JOB: Locate the lines that hold the string "intereses". Copy every such line.
◆ ◆ ◆ ◆
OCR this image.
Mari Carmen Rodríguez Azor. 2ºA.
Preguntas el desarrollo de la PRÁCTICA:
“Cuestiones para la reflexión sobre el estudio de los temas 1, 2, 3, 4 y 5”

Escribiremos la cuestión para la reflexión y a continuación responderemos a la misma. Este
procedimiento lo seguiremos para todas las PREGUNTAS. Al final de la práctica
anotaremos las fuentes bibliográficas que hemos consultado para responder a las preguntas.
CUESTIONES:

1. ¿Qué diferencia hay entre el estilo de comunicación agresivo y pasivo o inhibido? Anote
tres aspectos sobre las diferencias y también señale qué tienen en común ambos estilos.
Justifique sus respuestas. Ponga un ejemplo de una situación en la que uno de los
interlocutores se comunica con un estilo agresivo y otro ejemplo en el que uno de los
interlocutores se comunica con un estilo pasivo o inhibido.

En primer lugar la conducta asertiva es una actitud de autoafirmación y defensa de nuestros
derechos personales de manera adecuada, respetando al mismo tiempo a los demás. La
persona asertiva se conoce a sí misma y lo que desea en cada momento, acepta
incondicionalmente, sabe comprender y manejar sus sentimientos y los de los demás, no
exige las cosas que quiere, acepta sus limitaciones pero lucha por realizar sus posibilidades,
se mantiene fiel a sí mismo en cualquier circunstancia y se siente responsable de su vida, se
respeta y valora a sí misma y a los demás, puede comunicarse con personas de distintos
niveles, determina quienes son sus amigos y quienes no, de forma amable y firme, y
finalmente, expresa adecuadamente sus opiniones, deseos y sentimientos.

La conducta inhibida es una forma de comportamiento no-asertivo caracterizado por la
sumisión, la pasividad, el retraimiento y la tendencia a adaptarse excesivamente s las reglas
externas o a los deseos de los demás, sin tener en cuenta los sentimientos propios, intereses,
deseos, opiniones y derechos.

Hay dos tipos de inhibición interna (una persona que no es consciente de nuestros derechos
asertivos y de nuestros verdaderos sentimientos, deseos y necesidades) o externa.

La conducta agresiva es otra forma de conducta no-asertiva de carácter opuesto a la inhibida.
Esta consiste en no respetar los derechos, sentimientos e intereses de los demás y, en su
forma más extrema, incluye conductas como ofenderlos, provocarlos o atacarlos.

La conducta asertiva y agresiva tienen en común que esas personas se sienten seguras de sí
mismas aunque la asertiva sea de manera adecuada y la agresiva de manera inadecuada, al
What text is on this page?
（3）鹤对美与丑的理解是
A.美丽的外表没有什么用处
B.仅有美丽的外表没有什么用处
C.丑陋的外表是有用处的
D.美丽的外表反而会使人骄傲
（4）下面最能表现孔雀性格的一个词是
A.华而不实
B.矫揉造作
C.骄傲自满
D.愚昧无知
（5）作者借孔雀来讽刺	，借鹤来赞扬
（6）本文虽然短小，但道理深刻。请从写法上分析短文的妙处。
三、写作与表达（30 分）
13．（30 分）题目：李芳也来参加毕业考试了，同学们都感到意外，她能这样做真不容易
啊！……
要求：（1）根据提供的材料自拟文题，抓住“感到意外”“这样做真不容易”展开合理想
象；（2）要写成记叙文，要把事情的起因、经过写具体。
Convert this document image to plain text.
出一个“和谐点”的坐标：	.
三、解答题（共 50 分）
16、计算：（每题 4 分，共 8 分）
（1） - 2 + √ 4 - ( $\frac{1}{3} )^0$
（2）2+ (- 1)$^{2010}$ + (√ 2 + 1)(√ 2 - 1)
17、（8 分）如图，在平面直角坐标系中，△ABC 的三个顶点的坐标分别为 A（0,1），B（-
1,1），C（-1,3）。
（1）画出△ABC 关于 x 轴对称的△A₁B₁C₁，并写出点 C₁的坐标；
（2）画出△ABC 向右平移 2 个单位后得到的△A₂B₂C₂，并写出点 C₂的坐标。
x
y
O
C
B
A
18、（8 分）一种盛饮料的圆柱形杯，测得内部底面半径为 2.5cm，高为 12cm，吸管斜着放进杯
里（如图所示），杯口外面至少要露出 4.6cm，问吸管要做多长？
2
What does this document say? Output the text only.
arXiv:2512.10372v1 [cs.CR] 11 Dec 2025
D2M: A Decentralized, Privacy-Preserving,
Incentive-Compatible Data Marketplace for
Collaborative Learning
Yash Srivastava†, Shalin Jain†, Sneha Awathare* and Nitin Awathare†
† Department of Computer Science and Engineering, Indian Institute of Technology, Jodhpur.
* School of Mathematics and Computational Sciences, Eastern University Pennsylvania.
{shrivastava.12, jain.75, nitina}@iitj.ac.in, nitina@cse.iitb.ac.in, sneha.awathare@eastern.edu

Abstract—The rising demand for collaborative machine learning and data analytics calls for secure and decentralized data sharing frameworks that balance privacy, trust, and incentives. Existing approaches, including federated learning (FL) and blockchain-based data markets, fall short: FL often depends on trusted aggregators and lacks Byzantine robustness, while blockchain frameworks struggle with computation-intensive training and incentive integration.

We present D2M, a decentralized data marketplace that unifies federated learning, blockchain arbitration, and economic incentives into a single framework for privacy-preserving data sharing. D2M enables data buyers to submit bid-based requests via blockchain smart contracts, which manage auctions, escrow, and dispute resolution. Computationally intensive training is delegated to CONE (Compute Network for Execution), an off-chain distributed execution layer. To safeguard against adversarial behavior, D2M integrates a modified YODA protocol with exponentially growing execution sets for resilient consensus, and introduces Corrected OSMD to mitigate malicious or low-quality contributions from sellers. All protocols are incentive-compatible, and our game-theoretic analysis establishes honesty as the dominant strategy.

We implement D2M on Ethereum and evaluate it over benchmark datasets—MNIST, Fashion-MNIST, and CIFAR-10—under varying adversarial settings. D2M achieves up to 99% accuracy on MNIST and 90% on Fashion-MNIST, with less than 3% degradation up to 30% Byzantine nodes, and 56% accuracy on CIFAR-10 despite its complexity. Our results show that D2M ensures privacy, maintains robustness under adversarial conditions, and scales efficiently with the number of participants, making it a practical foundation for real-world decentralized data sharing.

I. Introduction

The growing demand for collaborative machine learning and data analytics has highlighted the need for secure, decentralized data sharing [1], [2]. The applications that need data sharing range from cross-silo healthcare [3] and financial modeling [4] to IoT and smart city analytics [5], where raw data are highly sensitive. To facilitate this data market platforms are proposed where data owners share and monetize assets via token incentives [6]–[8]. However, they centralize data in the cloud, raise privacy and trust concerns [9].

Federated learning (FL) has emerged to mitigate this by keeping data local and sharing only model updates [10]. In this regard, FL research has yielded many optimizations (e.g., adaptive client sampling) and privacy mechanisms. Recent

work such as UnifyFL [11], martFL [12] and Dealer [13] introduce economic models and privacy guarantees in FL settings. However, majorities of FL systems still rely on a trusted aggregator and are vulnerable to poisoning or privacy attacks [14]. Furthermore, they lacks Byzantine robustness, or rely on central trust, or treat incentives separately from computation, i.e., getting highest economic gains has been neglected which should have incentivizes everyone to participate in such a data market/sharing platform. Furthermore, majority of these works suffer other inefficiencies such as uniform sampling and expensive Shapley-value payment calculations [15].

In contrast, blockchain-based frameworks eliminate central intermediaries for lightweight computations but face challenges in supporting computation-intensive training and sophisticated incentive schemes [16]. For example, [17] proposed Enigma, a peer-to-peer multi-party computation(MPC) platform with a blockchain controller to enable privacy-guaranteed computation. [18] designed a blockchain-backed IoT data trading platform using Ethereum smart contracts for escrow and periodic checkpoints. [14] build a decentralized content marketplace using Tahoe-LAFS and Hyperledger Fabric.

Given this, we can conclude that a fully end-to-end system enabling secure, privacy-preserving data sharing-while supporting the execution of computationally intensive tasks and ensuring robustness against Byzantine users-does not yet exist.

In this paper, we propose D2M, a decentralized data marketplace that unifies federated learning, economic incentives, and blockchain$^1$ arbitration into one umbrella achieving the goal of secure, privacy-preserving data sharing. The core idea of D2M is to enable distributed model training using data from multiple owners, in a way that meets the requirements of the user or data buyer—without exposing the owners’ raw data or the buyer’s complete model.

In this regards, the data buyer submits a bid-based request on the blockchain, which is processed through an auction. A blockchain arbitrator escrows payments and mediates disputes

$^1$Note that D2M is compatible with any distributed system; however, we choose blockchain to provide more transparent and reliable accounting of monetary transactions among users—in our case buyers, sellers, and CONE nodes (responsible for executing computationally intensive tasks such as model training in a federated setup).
◆ ◆ ◆ ◆
RIGHT ANSWER:
externas o a los deseos de los demás, sin tener en cuenta los sentimientos propios, intereses,
Esta consiste en no respetar los derechos, sentimientos e intereses de los demás y, en su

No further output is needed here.